Set down each entry exactly as given; pictures should not appear in the copy.

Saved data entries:
## BEGIN

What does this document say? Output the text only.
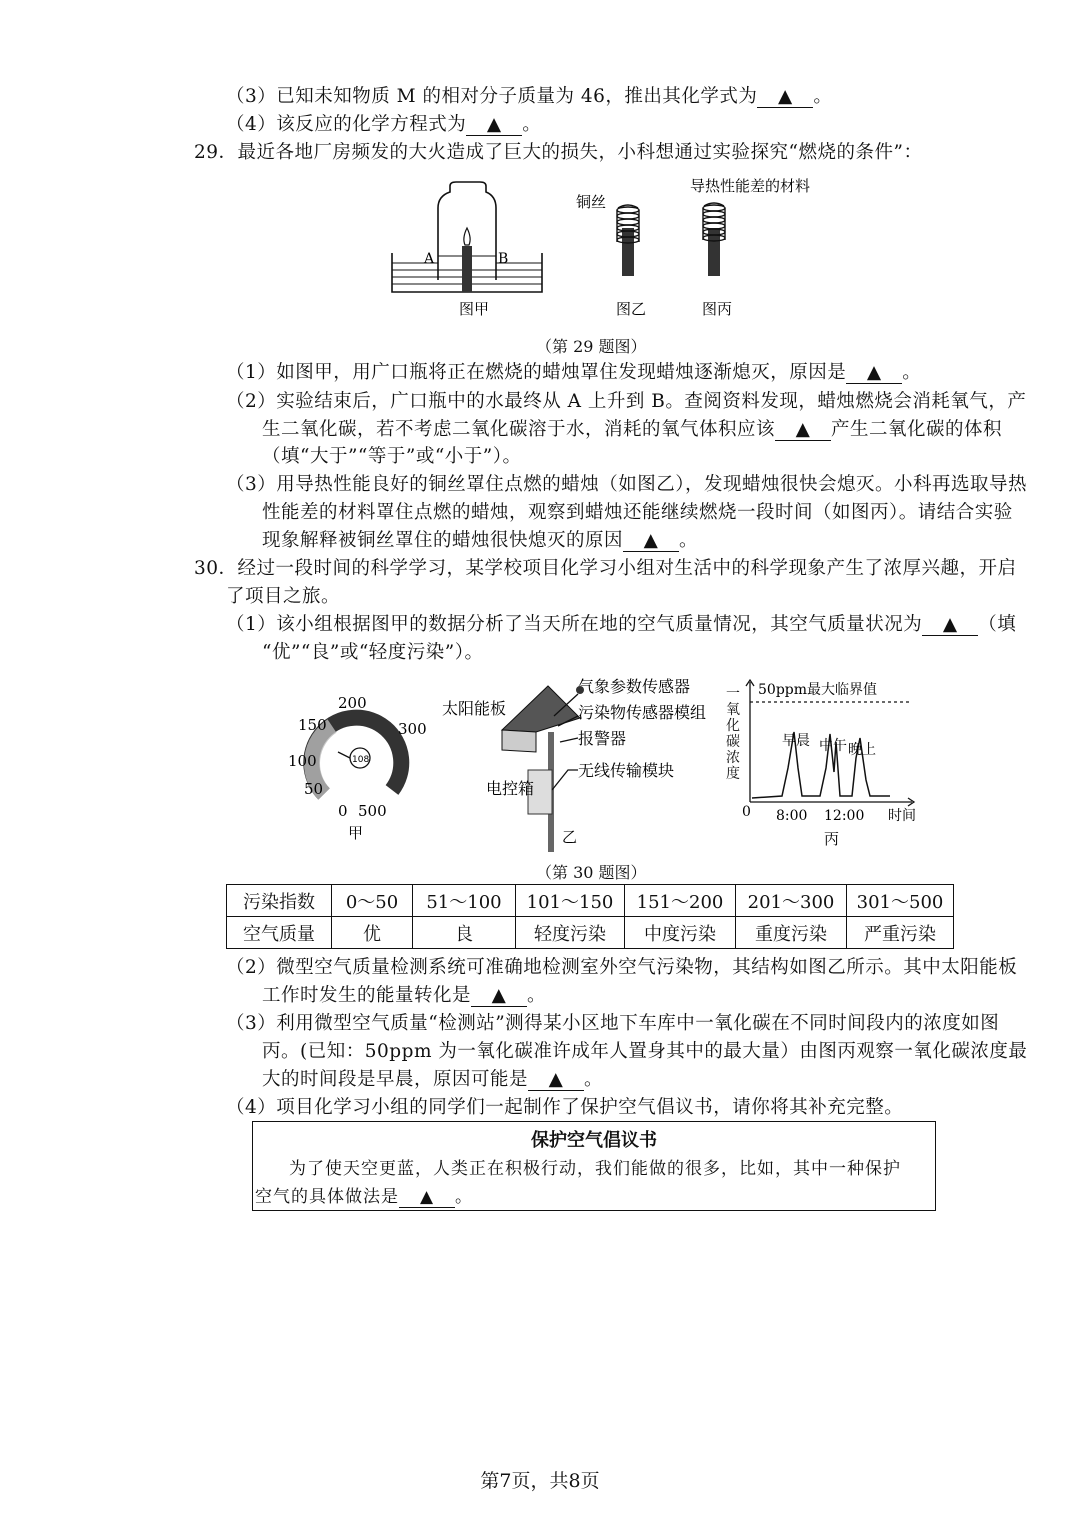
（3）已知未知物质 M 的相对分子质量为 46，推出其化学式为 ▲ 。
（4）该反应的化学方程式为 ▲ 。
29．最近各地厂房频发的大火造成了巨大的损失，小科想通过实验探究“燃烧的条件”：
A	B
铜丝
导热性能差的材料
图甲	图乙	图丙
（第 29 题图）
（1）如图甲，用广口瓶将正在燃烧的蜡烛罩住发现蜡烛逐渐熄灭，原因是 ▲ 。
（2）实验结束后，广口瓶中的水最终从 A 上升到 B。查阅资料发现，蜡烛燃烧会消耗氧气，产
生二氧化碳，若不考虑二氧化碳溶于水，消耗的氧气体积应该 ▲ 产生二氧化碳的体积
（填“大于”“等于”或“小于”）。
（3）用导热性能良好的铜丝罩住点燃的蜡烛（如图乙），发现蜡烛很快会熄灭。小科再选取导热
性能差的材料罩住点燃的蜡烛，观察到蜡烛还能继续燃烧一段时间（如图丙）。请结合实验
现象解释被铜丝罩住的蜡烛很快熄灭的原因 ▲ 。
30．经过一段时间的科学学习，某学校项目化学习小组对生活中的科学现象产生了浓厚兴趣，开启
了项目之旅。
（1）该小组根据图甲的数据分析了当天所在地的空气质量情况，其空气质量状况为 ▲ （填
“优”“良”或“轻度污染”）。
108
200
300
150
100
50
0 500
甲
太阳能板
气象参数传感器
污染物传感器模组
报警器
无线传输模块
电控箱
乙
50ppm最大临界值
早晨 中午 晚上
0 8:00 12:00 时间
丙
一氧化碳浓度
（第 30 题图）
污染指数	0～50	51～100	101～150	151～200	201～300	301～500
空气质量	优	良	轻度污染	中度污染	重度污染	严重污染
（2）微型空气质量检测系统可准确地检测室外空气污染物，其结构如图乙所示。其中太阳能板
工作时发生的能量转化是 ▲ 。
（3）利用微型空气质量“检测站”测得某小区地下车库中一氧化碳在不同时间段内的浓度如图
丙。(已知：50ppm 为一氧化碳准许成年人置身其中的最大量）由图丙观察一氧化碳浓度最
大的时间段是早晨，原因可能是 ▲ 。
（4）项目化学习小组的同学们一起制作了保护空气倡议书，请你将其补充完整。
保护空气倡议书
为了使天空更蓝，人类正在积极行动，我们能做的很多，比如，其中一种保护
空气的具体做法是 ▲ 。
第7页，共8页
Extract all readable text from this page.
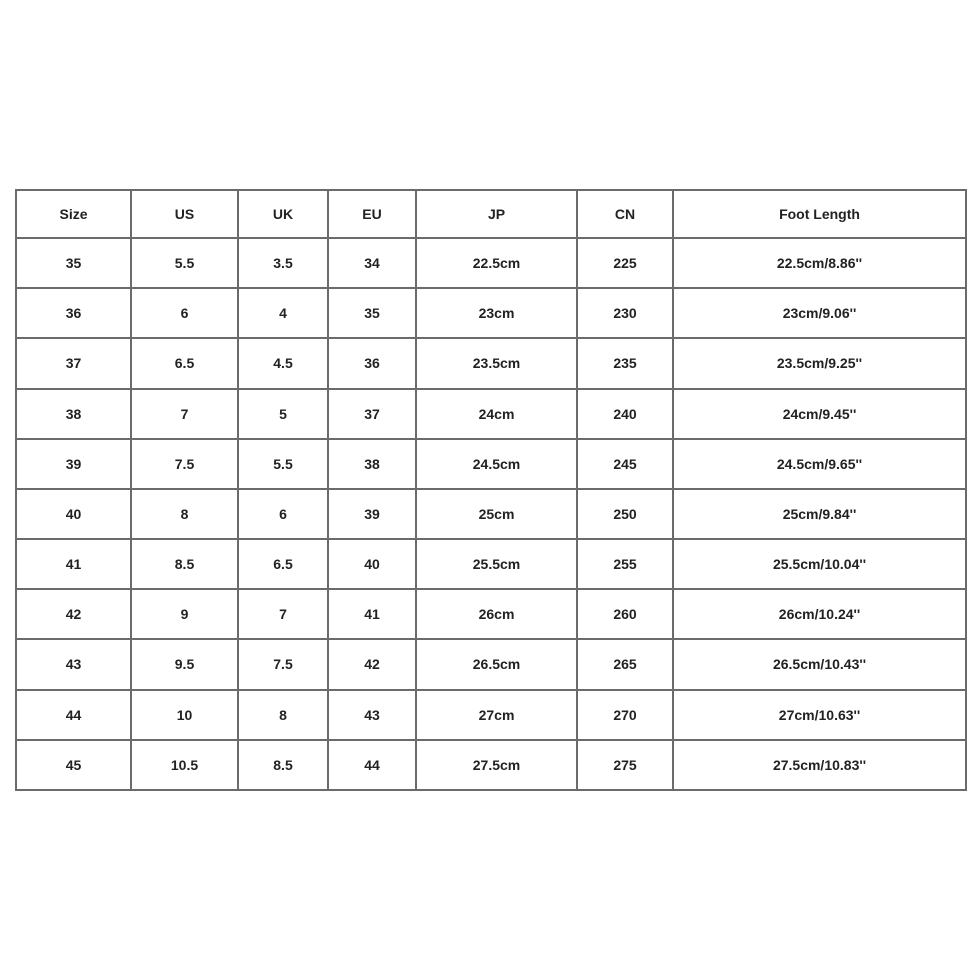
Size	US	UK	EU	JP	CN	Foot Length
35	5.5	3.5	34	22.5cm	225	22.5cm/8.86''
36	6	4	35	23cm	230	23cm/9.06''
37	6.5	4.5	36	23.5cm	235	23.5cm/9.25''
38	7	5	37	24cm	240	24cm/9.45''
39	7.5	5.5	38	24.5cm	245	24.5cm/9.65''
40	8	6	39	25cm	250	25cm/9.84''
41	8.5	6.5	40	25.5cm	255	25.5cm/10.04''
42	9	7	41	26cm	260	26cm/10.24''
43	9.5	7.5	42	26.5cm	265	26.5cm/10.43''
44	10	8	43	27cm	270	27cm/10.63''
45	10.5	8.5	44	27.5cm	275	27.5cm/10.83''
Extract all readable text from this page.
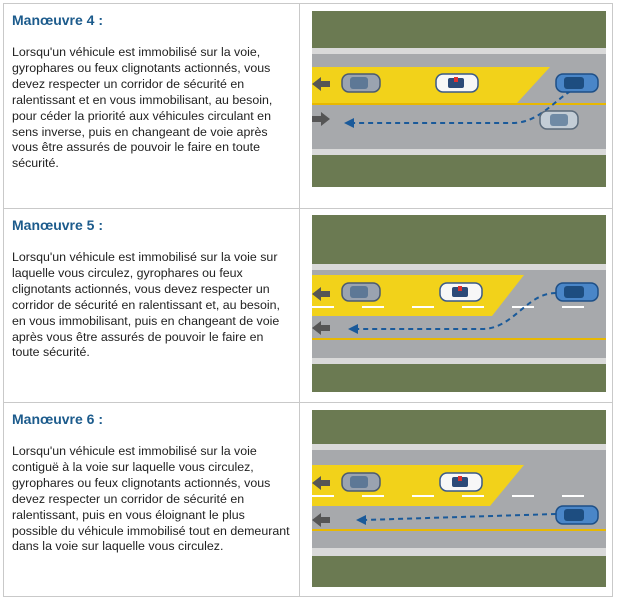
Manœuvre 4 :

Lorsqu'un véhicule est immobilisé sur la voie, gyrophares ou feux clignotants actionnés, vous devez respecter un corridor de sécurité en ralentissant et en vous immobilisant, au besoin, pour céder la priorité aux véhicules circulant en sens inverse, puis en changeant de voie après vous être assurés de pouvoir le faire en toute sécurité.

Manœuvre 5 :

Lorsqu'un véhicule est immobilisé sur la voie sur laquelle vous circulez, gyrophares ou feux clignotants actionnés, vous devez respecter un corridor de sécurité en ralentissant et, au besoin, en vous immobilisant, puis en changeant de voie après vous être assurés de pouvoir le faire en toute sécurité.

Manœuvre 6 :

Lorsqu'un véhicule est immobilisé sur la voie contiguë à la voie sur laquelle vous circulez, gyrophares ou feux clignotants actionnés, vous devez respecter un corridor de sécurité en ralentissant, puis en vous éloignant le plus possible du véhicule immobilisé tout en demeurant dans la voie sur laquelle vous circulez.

## END

Exercise solution ::
What does this document say? Output the text only.
（3）已知未知物质 M 的相对分子质量为 46，推出其化学式为 ▲ 。
（4）该反应的化学方程式为 ▲ 。
29．最近各地厂房频发的大火造成了巨大的损失，小科想通过实验探究“燃烧的条件”：
A	B
铜丝
导热性能差的材料
图甲	图乙	图丙
（第 29 题图）
（1）如图甲，用广口瓶将正在燃烧的蜡烛罩住发现蜡烛逐渐熄灭，原因是 ▲ 。
（2）实验结束后，广口瓶中的水最终从 A 上升到 B。查阅资料发现，蜡烛燃烧会消耗氧气，产
生二氧化碳，若不考虑二氧化碳溶于水，消耗的氧气体积应该 ▲ 产生二氧化碳的体积
（填“大于”“等于”或“小于”）。
（3）用导热性能良好的铜丝罩住点燃的蜡烛（如图乙），发现蜡烛很快会熄灭。小科再选取导热
性能差的材料罩住点燃的蜡烛，观察到蜡烛还能继续燃烧一段时间（如图丙）。请结合实验
现象解释被铜丝罩住的蜡烛很快熄灭的原因 ▲ 。
30．经过一段时间的科学学习，某学校项目化学习小组对生活中的科学现象产生了浓厚兴趣，开启
了项目之旅。
（1）该小组根据图甲的数据分析了当天所在地的空气质量情况，其空气质量状况为 ▲ （填
“优”“良”或“轻度污染”）。
108
200
300
150
100
50
0 500
甲
太阳能板
气象参数传感器
污染物传感器模组
报警器
无线传输模块
电控箱
乙
50ppm最大临界值
早晨 中午 晚上
0 8:00 12:00 时间
丙
一氧化碳浓度
（第 30 题图）
污染指数	0～50	51～100	101～150	151～200	201～300	301～500
空气质量	优	良	轻度污染	中度污染	重度污染	严重污染
（2）微型空气质量检测系统可准确地检测室外空气污染物，其结构如图乙所示。其中太阳能板
工作时发生的能量转化是 ▲ 。
（3）利用微型空气质量“检测站”测得某小区地下车库中一氧化碳在不同时间段内的浓度如图
丙。(已知：50ppm 为一氧化碳准许成年人置身其中的最大量）由图丙观察一氧化碳浓度最
大的时间段是早晨，原因可能是 ▲ 。
（4）项目化学习小组的同学们一起制作了保护空气倡议书，请你将其补充完整。
保护空气倡议书
为了使天空更蓝，人类正在积极行动，我们能做的很多，比如，其中一种保护
空气的具体做法是 ▲ 。
第7页，共8页
Extract all readable text from this page.
Size	US	UK	EU	JP	CN	Foot Length
35	5.5	3.5	34	22.5cm	225	22.5cm/8.86''
36	6	4	35	23cm	230	23cm/9.06''
37	6.5	4.5	36	23.5cm	235	23.5cm/9.25''
38	7	5	37	24cm	240	24cm/9.45''
39	7.5	5.5	38	24.5cm	245	24.5cm/9.65''
40	8	6	39	25cm	250	25cm/9.84''
41	8.5	6.5	40	25.5cm	255	25.5cm/10.04''
42	9	7	41	26cm	260	26cm/10.24''
43	9.5	7.5	42	26.5cm	265	26.5cm/10.43''
44	10	8	43	27cm	270	27cm/10.63''
45	10.5	8.5	44	27.5cm	275	27.5cm/10.83''
Extract all readable text from this page.
Manœuvre 4 :

Lorsqu'un véhicule est immobilisé sur la voie, gyrophares ou feux clignotants actionnés, vous devez respecter un corridor de sécurité en ralentissant et en vous immobilisant, au besoin, pour céder la priorité aux véhicules circulant en sens inverse, puis en changeant de voie après vous être assurés de pouvoir le faire en toute sécurité.

Manœuvre 5 :

Lorsqu'un véhicule est immobilisé sur la voie sur laquelle vous circulez, gyrophares ou feux clignotants actionnés, vous devez respecter un corridor de sécurité en ralentissant et, au besoin, en vous immobilisant, puis en changeant de voie après vous être assurés de pouvoir le faire en toute sécurité.

Manœuvre 6 :

Lorsqu'un véhicule est immobilisé sur la voie contiguë à la voie sur laquelle vous circulez, gyrophares ou feux clignotants actionnés, vous devez respecter un corridor de sécurité en ralentissant, puis en vous éloignant le plus possible du véhicule immobilisé tout en demeurant dans la voie sur laquelle vous circulez.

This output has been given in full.